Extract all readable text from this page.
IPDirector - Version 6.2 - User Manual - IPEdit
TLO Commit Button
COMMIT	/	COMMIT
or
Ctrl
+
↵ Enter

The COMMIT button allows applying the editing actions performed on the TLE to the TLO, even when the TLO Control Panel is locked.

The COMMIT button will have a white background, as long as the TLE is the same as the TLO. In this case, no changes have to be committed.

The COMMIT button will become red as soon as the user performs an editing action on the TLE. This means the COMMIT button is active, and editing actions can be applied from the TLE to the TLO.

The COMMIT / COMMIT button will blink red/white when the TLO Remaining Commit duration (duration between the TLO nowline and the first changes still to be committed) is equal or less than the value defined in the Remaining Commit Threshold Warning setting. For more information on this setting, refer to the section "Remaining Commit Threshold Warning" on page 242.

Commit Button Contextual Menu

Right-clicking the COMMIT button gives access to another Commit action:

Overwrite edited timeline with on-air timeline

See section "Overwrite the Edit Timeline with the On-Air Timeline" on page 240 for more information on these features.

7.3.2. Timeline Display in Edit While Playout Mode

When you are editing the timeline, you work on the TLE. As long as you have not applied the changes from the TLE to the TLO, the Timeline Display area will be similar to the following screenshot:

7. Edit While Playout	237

Problem details
Extract all the material, leaving every line as it is.

Written answer
Extract all readable text from this page.
IPDirector - Version 6.2 - User Manual - IPEdit
TLO Commit Button
COMMIT	/	COMMIT
or
Ctrl
+
↵ Enter

The COMMIT button allows applying the editing actions performed on the TLE to the TLO, even when the TLO Control Panel is locked.

The COMMIT button will have a white background, as long as the TLE is the same as the TLO. In this case, no changes have to be committed.

The COMMIT button will become red as soon as the user performs an editing action on the TLE. This means the COMMIT button is active, and editing actions can be applied from the TLE to the TLO.

The COMMIT / COMMIT button will blink red/white when the TLO Remaining Commit duration (duration between the TLO nowline and the first changes still to be committed) is equal or less than the value defined in the Remaining Commit Threshold Warning setting. For more information on this setting, refer to the section "Remaining Commit Threshold Warning" on page 242.

Commit Button Contextual Menu

Right-clicking the COMMIT button gives access to another Commit action:

Overwrite edited timeline with on-air timeline

See section "Overwrite the Edit Timeline with the On-Air Timeline" on page 240 for more information on these features.

7.3.2. Timeline Display in Edit While Playout Mode

When you are editing the timeline, you work on the TLE. As long as you have not applied the changes from the TLE to the TLO, the Timeline Display area will be similar to the following screenshot:

7. Edit While Playout	237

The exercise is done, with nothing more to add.